§ **WHAT YOU ARE ASKED TO DO**
Reproduce the whole listing, character for character.
[BEGIN INFORMATION SHOWN]
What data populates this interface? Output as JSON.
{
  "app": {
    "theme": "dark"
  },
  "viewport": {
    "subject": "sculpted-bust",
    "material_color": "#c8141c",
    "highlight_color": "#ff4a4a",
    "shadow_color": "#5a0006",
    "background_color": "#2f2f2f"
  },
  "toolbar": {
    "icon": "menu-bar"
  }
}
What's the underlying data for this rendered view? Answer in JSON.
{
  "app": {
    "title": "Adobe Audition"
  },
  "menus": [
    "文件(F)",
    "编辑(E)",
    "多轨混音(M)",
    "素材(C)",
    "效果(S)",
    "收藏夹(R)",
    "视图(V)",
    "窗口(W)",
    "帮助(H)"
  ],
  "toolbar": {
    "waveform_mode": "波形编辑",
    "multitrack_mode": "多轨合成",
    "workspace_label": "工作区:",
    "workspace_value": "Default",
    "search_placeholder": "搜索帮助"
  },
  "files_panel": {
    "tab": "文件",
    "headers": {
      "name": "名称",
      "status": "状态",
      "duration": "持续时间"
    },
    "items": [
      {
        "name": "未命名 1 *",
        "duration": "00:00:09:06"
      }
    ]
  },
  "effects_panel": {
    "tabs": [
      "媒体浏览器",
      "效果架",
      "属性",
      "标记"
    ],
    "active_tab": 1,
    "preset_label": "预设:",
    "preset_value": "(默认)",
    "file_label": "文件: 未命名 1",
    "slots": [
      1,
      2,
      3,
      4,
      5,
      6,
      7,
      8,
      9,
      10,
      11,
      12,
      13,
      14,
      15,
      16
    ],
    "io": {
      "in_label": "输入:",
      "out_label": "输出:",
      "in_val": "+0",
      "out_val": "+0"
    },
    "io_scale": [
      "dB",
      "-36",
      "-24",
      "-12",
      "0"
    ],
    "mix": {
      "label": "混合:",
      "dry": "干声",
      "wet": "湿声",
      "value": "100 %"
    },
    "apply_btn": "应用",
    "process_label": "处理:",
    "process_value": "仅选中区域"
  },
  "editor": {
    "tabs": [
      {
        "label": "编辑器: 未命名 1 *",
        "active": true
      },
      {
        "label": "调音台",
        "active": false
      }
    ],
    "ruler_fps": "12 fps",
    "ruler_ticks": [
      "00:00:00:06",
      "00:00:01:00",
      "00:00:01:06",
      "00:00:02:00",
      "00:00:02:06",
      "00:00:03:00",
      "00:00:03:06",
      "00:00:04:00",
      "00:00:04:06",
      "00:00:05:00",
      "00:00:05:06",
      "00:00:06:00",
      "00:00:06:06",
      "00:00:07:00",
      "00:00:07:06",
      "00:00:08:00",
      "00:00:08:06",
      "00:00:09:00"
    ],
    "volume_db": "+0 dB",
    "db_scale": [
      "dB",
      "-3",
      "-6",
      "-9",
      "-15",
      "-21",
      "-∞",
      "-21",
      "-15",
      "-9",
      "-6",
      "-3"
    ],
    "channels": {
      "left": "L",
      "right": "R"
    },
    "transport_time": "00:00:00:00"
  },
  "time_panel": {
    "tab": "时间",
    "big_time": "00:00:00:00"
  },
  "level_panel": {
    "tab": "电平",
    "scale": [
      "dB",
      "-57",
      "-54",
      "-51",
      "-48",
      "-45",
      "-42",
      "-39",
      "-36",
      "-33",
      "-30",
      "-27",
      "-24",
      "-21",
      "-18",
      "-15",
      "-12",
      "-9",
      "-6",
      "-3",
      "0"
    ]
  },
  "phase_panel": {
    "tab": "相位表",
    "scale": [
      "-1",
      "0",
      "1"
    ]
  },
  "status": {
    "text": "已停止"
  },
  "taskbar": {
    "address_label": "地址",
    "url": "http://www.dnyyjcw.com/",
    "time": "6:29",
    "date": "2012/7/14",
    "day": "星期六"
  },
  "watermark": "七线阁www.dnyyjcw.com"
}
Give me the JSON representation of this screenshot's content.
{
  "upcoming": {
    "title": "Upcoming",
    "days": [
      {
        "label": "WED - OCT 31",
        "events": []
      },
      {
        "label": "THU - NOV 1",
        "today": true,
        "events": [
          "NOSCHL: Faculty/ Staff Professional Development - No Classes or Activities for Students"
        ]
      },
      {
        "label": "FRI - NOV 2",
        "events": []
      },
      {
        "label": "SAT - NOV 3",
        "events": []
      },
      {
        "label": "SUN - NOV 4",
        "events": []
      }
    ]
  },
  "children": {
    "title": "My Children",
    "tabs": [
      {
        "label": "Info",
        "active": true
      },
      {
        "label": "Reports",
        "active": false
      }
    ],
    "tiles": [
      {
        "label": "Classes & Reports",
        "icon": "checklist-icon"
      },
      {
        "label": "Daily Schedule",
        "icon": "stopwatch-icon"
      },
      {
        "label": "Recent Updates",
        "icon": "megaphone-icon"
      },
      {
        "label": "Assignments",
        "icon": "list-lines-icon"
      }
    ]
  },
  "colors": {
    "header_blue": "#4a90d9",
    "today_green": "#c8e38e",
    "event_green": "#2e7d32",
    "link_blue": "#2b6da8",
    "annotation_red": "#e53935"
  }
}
[END INFORMATION SHOWN]
§ **RESPONSE**
What data populates this interface? Output as JSON.
{
  "app": {
    "theme": "dark"
  },
  "viewport": {
    "subject": "sculpted-bust",
    "material_color": "#c8141c",
    "highlight_color": "#ff4a4a",
    "shadow_color": "#5a0006",
    "background_color": "#2f2f2f"
  },
  "toolbar": {
    "icon": "menu-bar"
  }
}
What's the underlying data for this rendered view? Answer in JSON.
{
  "app": {
    "title": "Adobe Audition"
  },
  "menus": [
    "文件(F)",
    "编辑(E)",
    "多轨混音(M)",
    "素材(C)",
    "效果(S)",
    "收藏夹(R)",
    "视图(V)",
    "窗口(W)",
    "帮助(H)"
  ],
  "toolbar": {
    "waveform_mode": "波形编辑",
    "multitrack_mode": "多轨合成",
    "workspace_label": "工作区:",
    "workspace_value": "Default",
    "search_placeholder": "搜索帮助"
  },
  "files_panel": {
    "tab": "文件",
    "headers": {
      "name": "名称",
      "status": "状态",
      "duration": "持续时间"
    },
    "items": [
      {
        "name": "未命名 1 *",
        "duration": "00:00:09:06"
      }
    ]
  },
  "effects_panel": {
    "tabs": [
      "媒体浏览器",
      "效果架",
      "属性",
      "标记"
    ],
    "active_tab": 1,
    "preset_label": "预设:",
    "preset_value": "(默认)",
    "file_label": "文件: 未命名 1",
    "slots": [
      1,
      2,
      3,
      4,
      5,
      6,
      7,
      8,
      9,
      10,
      11,
      12,
      13,
      14,
      15,
      16
    ],
    "io": {
      "in_label": "输入:",
      "out_label": "输出:",
      "in_val": "+0",
      "out_val": "+0"
    },
    "io_scale": [
      "dB",
      "-36",
      "-24",
      "-12",
      "0"
    ],
    "mix": {
      "label": "混合:",
      "dry": "干声",
      "wet": "湿声",
      "value": "100 %"
    },
    "apply_btn": "应用",
    "process_label": "处理:",
    "process_value": "仅选中区域"
  },
  "editor": {
    "tabs": [
      {
        "label": "编辑器: 未命名 1 *",
        "active": true
      },
      {
        "label": "调音台",
        "active": false
      }
    ],
    "ruler_fps": "12 fps",
    "ruler_ticks": [
      "00:00:00:06",
      "00:00:01:00",
      "00:00:01:06",
      "00:00:02:00",
      "00:00:02:06",
      "00:00:03:00",
      "00:00:03:06",
      "00:00:04:00",
      "00:00:04:06",
      "00:00:05:00",
      "00:00:05:06",
      "00:00:06:00",
      "00:00:06:06",
      "00:00:07:00",
      "00:00:07:06",
      "00:00:08:00",
      "00:00:08:06",
      "00:00:09:00"
    ],
    "volume_db": "+0 dB",
    "db_scale": [
      "dB",
      "-3",
      "-6",
      "-9",
      "-15",
      "-21",
      "-∞",
      "-21",
      "-15",
      "-9",
      "-6",
      "-3"
    ],
    "channels": {
      "left": "L",
      "right": "R"
    },
    "transport_time": "00:00:00:00"
  },
  "time_panel": {
    "tab": "时间",
    "big_time": "00:00:00:00"
  },
  "level_panel": {
    "tab": "电平",
    "scale": [
      "dB",
      "-57",
      "-54",
      "-51",
      "-48",
      "-45",
      "-42",
      "-39",
      "-36",
      "-33",
      "-30",
      "-27",
      "-24",
      "-21",
      "-18",
      "-15",
      "-12",
      "-9",
      "-6",
      "-3",
      "0"
    ]
  },
  "phase_panel": {
    "tab": "相位表",
    "scale": [
      "-1",
      "0",
      "1"
    ]
  },
  "status": {
    "text": "已停止"
  },
  "taskbar": {
    "address_label": "地址",
    "url": "http://www.dnyyjcw.com/",
    "time": "6:29",
    "date": "2012/7/14",
    "day": "星期六"
  },
  "watermark": "七线阁www.dnyyjcw.com"
}
Give me the JSON representation of this screenshot's content.
{
  "upcoming": {
    "title": "Upcoming",
    "days": [
      {
        "label": "WED - OCT 31",
        "events": []
      },
      {
        "label": "THU - NOV 1",
        "today": true,
        "events": [
          "NOSCHL: Faculty/ Staff Professional Development - No Classes or Activities for Students"
        ]
      },
      {
        "label": "FRI - NOV 2",
        "events": []
      },
      {
        "label": "SAT - NOV 3",
        "events": []
      },
      {
        "label": "SUN - NOV 4",
        "events": []
      }
    ]
  },
  "children": {
    "title": "My Children",
    "tabs": [
      {
        "label": "Info",
        "active": true
      },
      {
        "label": "Reports",
        "active": false
      }
    ],
    "tiles": [
      {
        "label": "Classes & Reports",
        "icon": "checklist-icon"
      },
      {
        "label": "Daily Schedule",
        "icon": "stopwatch-icon"
      },
      {
        "label": "Recent Updates",
        "icon": "megaphone-icon"
      },
      {
        "label": "Assignments",
        "icon": "list-lines-icon"
      }
    ]
  },
  "colors": {
    "header_blue": "#4a90d9",
    "today_green": "#c8e38e",
    "event_green": "#2e7d32",
    "link_blue": "#2b6da8",
    "annotation_red": "#e53935"
  }
}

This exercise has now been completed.